**PROBLEM:** Filter the entries, keeping every line with the word "each".

____________________

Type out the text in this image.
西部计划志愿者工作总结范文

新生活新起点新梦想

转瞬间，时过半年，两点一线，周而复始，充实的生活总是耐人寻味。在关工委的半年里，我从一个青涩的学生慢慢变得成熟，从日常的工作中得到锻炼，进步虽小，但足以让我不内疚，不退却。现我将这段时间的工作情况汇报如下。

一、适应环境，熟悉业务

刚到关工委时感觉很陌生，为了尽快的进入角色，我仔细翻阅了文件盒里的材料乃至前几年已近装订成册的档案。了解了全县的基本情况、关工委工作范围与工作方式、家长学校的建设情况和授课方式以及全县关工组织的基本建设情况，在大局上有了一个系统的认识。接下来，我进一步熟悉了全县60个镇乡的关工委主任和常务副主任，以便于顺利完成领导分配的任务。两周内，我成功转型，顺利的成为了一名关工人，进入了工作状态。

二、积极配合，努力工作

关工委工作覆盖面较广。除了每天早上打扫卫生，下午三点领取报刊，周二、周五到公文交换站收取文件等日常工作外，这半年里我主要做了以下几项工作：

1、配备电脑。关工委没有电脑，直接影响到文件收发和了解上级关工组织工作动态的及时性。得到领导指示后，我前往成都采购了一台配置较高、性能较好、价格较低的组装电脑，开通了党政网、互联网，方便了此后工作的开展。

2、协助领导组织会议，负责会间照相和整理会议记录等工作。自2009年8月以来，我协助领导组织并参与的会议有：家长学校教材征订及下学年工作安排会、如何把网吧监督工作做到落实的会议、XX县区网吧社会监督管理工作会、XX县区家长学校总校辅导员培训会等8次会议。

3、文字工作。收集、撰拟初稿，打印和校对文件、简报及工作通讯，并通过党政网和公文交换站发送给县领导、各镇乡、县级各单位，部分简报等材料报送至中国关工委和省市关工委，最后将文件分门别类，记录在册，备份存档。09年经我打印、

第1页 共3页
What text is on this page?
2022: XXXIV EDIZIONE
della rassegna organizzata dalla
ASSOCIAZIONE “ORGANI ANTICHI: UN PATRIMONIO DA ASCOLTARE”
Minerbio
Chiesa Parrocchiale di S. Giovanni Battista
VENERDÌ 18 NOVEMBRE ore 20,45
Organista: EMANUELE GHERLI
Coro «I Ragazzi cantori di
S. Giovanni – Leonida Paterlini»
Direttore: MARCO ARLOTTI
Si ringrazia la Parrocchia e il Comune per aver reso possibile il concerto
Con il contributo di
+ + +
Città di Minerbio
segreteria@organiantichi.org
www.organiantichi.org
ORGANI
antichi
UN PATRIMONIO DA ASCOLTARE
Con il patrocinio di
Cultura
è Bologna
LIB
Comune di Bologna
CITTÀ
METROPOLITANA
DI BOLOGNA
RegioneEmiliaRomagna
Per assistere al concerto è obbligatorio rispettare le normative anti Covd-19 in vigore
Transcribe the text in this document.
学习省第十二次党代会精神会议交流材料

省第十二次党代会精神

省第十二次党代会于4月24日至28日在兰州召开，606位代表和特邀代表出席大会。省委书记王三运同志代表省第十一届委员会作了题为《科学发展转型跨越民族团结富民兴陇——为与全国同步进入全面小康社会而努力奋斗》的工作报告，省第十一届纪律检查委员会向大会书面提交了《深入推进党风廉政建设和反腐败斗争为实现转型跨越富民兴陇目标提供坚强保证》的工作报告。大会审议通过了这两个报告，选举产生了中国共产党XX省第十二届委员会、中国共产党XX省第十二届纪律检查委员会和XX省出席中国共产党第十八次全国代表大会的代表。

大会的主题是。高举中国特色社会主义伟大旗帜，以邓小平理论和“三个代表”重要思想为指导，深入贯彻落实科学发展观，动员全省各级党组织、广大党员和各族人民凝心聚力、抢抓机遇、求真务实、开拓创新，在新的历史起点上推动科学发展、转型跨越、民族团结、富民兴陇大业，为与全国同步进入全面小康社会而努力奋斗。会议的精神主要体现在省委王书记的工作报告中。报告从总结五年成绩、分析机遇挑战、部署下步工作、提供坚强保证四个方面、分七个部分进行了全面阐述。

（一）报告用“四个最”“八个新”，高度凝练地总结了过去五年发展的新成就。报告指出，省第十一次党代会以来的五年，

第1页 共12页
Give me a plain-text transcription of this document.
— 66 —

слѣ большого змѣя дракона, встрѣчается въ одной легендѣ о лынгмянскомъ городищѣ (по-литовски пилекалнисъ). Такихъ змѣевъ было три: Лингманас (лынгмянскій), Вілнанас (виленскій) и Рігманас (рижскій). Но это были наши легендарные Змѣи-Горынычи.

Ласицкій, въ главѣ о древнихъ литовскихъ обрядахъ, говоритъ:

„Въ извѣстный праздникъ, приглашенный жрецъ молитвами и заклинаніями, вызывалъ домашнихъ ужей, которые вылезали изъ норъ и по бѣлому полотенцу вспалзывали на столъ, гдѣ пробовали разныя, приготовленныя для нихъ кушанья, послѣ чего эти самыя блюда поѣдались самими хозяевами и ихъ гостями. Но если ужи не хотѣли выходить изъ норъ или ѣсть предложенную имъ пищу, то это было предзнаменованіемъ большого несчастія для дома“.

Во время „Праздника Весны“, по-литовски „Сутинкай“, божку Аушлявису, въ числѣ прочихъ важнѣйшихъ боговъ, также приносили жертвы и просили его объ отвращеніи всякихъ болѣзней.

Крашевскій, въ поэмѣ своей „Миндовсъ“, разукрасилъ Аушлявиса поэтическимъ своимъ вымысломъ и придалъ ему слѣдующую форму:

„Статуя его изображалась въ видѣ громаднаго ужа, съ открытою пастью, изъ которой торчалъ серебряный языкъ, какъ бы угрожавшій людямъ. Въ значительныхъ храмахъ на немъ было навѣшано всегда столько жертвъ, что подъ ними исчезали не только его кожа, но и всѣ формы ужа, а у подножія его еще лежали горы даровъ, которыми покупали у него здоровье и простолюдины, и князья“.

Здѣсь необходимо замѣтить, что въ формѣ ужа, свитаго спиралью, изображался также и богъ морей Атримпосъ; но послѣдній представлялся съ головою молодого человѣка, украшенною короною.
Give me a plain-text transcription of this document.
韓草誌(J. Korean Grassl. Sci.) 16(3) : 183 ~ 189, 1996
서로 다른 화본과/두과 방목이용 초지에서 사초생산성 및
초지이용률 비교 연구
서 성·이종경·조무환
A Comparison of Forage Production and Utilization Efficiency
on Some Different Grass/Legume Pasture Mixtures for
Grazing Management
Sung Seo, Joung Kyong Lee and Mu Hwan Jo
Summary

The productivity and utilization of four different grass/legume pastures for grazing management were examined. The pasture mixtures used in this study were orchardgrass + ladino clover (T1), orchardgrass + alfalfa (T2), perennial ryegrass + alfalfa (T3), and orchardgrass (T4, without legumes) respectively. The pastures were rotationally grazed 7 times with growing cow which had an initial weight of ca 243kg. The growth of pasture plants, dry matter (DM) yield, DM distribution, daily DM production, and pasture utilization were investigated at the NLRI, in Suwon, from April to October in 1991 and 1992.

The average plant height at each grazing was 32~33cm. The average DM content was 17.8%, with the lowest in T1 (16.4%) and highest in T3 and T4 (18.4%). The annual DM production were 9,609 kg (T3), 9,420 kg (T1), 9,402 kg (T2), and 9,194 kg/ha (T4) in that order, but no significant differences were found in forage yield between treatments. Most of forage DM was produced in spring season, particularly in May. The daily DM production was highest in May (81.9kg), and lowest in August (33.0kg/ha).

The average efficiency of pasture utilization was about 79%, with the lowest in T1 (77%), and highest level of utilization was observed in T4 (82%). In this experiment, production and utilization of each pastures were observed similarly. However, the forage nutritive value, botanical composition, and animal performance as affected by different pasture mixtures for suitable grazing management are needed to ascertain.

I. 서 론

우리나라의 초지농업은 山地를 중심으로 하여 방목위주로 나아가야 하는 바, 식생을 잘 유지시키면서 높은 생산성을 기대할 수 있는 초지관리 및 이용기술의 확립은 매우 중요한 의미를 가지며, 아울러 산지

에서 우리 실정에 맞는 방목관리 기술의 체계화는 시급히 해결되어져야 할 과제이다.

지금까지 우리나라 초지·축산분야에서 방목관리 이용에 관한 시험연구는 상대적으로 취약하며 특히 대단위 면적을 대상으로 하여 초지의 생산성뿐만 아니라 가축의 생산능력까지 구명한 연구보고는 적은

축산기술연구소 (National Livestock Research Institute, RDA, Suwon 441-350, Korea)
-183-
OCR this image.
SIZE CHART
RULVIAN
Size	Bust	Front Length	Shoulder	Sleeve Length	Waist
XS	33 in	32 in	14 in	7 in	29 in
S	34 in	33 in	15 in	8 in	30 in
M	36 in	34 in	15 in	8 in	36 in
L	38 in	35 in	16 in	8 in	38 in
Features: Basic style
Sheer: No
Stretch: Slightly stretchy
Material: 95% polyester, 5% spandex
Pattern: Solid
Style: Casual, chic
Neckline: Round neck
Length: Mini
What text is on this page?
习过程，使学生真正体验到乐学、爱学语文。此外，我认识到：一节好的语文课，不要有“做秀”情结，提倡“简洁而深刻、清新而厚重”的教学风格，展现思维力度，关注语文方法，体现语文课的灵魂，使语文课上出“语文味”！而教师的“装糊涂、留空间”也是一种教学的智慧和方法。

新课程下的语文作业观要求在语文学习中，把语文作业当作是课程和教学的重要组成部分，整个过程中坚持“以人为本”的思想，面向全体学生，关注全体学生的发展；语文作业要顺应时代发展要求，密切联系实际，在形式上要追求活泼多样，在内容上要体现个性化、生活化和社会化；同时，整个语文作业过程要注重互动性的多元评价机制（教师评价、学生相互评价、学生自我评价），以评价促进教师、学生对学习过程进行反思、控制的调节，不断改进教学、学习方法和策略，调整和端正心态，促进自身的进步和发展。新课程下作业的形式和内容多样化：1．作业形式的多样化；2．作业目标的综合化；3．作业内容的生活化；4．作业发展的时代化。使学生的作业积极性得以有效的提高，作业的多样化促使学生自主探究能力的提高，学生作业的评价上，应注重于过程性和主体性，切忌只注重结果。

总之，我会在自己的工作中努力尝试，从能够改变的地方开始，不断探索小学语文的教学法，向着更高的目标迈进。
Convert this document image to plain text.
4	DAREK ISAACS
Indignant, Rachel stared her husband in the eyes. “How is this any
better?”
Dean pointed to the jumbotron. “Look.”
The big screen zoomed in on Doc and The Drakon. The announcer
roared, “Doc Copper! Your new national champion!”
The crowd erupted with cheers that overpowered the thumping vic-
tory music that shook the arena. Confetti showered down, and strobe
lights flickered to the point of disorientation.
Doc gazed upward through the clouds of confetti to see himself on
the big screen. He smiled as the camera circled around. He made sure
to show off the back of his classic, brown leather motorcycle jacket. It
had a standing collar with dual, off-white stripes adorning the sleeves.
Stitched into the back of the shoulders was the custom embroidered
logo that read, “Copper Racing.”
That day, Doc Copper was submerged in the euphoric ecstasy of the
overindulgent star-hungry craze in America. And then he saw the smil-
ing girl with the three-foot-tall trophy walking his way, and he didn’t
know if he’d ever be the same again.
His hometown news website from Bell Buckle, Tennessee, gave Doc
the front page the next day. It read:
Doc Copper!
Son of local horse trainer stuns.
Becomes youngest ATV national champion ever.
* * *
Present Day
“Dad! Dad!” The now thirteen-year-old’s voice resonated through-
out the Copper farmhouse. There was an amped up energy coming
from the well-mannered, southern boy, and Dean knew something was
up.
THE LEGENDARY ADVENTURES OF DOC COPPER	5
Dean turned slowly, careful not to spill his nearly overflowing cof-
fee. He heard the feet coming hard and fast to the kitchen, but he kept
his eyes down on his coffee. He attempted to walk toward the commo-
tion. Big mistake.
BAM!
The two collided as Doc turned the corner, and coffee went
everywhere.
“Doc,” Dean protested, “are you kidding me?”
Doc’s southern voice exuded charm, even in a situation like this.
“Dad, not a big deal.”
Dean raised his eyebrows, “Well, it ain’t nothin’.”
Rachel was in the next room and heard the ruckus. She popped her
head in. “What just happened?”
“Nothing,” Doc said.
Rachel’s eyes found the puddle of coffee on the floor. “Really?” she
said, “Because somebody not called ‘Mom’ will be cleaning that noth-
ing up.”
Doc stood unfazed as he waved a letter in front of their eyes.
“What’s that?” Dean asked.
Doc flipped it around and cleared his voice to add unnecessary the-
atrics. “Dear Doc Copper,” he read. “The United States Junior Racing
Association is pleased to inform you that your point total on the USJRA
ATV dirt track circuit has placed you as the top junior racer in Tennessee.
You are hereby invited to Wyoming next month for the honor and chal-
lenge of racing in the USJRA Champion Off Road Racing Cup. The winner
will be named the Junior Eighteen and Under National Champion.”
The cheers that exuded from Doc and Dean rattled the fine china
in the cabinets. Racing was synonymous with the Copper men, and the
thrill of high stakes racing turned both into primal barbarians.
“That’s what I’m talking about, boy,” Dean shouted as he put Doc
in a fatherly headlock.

____________________

**OUTPUT FOR THIS EXERCISE:**
The average plant height at each grazing was 32~33cm. The average DM content was 17.8%, with the lowest in T1 (16.4%) and highest in T3 and T4 (18.4%). The annual DM production were 9,609 kg (T3), 9,420 kg (T1), 9,402 kg (T2), and 9,194 kg/ha (T4) in that order, but no significant differences were found in forage yield between treatments. Most of forage DM was produced in spring season, particularly in May. The daily DM production was highest in May (81.9kg), and lowest in August (33.0kg/ha).
The average efficiency of pasture utilization was about 79%, with the lowest in T1 (77%), and highest level of utilization was observed in T4 (82%). In this experiment, production and utilization of each pastures were observed similarly. However, the forage nutritive value, botanical composition, and animal performance as affected by different pasture mixtures for suitable grazing management are needed to ascertain.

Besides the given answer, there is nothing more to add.